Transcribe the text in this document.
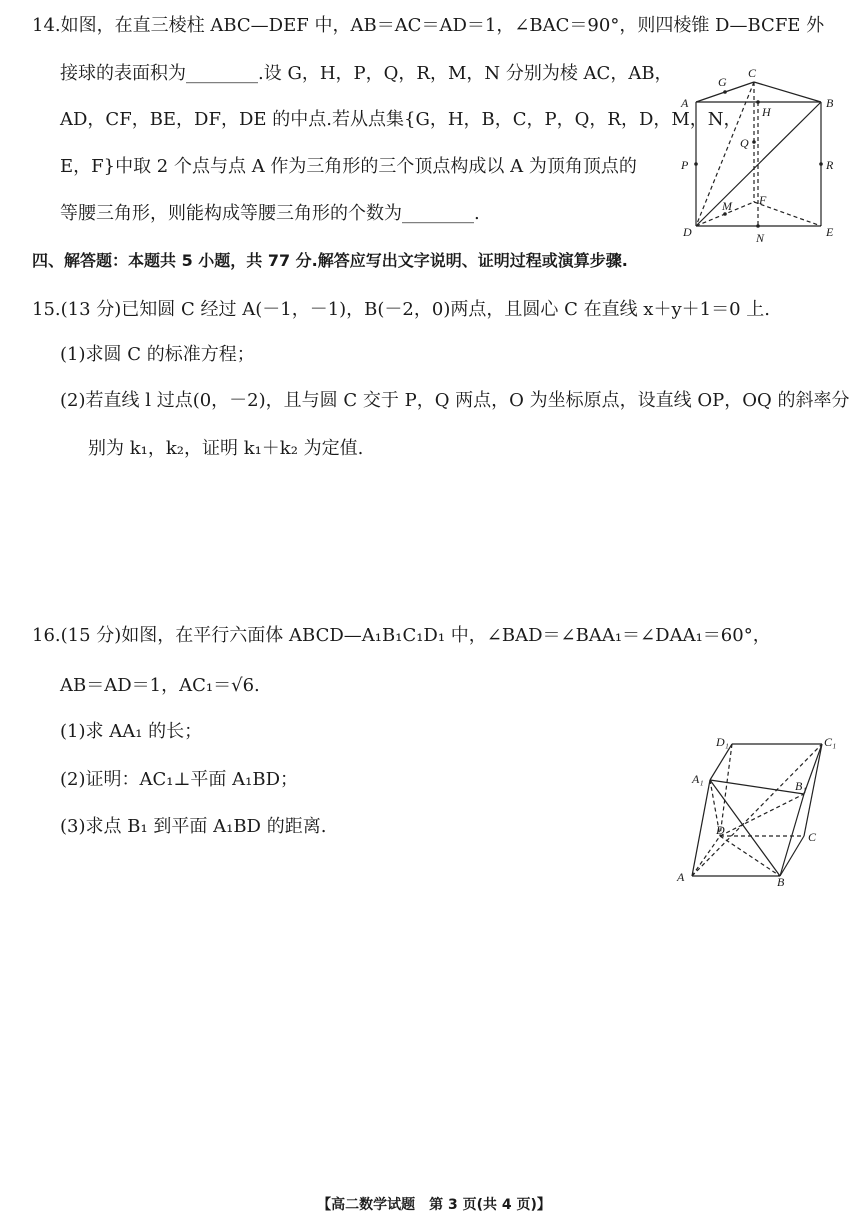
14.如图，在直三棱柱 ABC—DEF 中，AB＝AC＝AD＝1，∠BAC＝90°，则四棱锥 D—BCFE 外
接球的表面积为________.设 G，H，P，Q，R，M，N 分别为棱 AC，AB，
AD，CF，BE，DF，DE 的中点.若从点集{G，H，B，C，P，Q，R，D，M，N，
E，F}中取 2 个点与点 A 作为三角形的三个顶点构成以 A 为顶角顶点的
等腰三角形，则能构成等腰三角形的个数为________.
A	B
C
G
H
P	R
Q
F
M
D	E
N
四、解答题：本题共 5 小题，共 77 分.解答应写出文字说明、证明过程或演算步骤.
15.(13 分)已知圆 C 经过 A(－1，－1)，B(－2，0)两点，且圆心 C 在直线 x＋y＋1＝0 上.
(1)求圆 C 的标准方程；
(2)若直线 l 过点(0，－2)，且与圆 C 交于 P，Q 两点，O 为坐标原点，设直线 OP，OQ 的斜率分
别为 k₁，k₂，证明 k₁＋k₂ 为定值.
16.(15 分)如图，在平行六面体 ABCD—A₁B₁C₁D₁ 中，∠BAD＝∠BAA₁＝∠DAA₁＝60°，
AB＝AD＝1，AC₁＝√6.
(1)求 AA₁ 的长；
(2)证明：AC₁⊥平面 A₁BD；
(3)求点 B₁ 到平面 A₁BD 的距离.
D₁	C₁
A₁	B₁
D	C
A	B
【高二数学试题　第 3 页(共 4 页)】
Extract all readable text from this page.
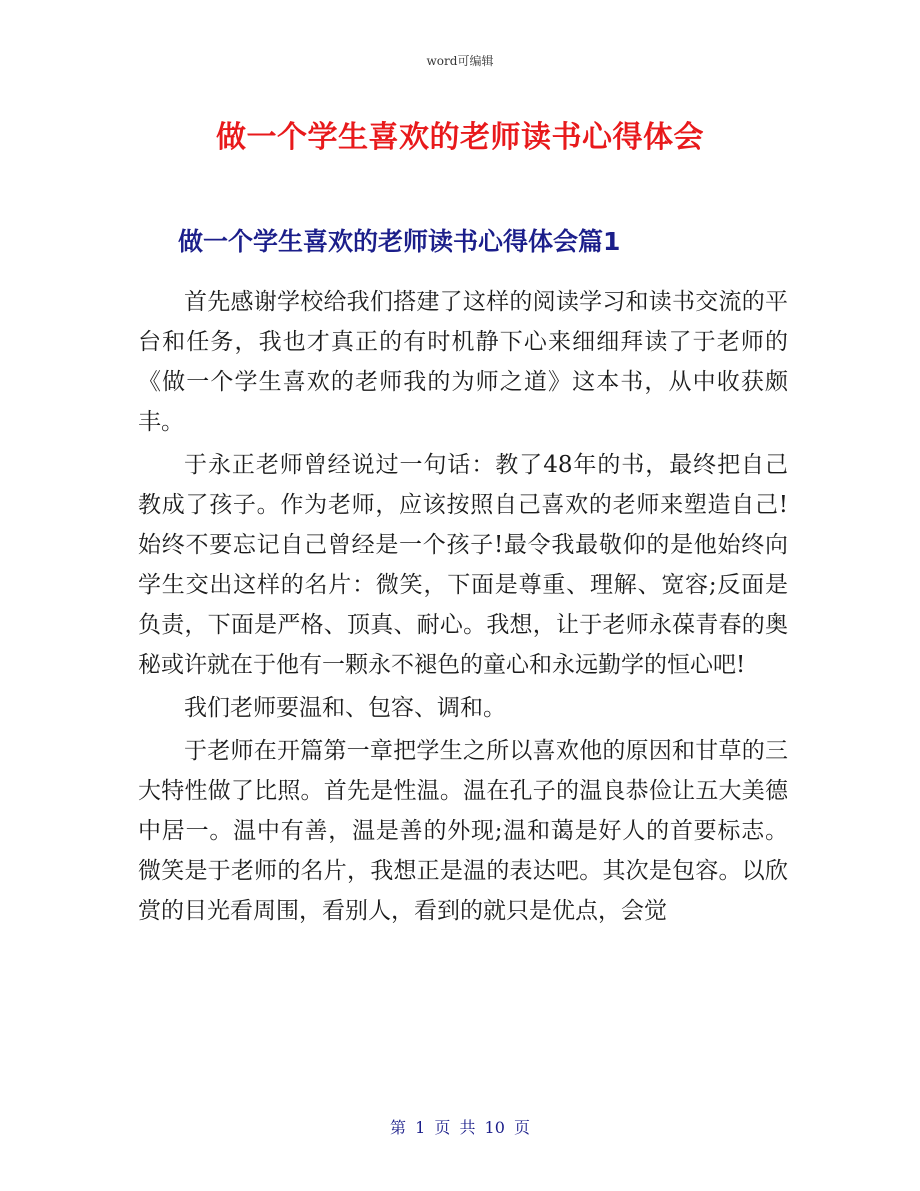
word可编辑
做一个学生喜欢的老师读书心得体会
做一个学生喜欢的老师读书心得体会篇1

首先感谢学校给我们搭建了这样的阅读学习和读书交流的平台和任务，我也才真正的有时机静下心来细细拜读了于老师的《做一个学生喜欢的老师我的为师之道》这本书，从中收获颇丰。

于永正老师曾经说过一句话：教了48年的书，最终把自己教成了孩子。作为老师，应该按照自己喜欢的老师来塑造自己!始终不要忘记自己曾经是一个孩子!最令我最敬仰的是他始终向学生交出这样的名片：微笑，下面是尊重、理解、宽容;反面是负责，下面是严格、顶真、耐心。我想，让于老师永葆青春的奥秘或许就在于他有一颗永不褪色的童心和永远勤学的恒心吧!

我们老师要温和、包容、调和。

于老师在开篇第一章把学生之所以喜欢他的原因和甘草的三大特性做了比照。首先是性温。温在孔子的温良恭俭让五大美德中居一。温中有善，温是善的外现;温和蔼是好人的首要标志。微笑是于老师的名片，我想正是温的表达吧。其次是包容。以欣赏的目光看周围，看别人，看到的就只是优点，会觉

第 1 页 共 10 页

──────────────────────────────

_Directions_.
Without the pictures, write out the whole listing above exactly as it appears.

_Correct response_.
Transcribe the text in this document.
14.如图，在直三棱柱 ABC—DEF 中，AB＝AC＝AD＝1，∠BAC＝90°，则四棱锥 D—BCFE 外
接球的表面积为________.设 G，H，P，Q，R，M，N 分别为棱 AC，AB，
AD，CF，BE，DF，DE 的中点.若从点集{G，H，B，C，P，Q，R，D，M，N，
E，F}中取 2 个点与点 A 作为三角形的三个顶点构成以 A 为顶角顶点的
等腰三角形，则能构成等腰三角形的个数为________.
A	B
C
G
H
P	R
Q
F
M
D	E
N
四、解答题：本题共 5 小题，共 77 分.解答应写出文字说明、证明过程或演算步骤.
15.(13 分)已知圆 C 经过 A(－1，－1)，B(－2，0)两点，且圆心 C 在直线 x＋y＋1＝0 上.
(1)求圆 C 的标准方程；
(2)若直线 l 过点(0，－2)，且与圆 C 交于 P，Q 两点，O 为坐标原点，设直线 OP，OQ 的斜率分
别为 k₁，k₂，证明 k₁＋k₂ 为定值.
16.(15 分)如图，在平行六面体 ABCD—A₁B₁C₁D₁ 中，∠BAD＝∠BAA₁＝∠DAA₁＝60°，
AB＝AD＝1，AC₁＝√6.
(1)求 AA₁ 的长；
(2)证明：AC₁⊥平面 A₁BD；
(3)求点 B₁ 到平面 A₁BD 的距离.
D₁	C₁
A₁	B₁
D	C
A	B
【高二数学试题　第 3 页(共 4 页)】
Extract all readable text from this page.
word可编辑
做一个学生喜欢的老师读书心得体会
做一个学生喜欢的老师读书心得体会篇1

首先感谢学校给我们搭建了这样的阅读学习和读书交流的平台和任务，我也才真正的有时机静下心来细细拜读了于老师的《做一个学生喜欢的老师我的为师之道》这本书，从中收获颇丰。

于永正老师曾经说过一句话：教了48年的书，最终把自己教成了孩子。作为老师，应该按照自己喜欢的老师来塑造自己!始终不要忘记自己曾经是一个孩子!最令我最敬仰的是他始终向学生交出这样的名片：微笑，下面是尊重、理解、宽容;反面是负责，下面是严格、顶真、耐心。我想，让于老师永葆青春的奥秘或许就在于他有一颗永不褪色的童心和永远勤学的恒心吧!

我们老师要温和、包容、调和。

于老师在开篇第一章把学生之所以喜欢他的原因和甘草的三大特性做了比照。首先是性温。温在孔子的温良恭俭让五大美德中居一。温中有善，温是善的外现;温和蔼是好人的首要标志。微笑是于老师的名片，我想正是温的表达吧。其次是包容。以欣赏的目光看周围，看别人，看到的就只是优点，会觉

第 1 页 共 10 页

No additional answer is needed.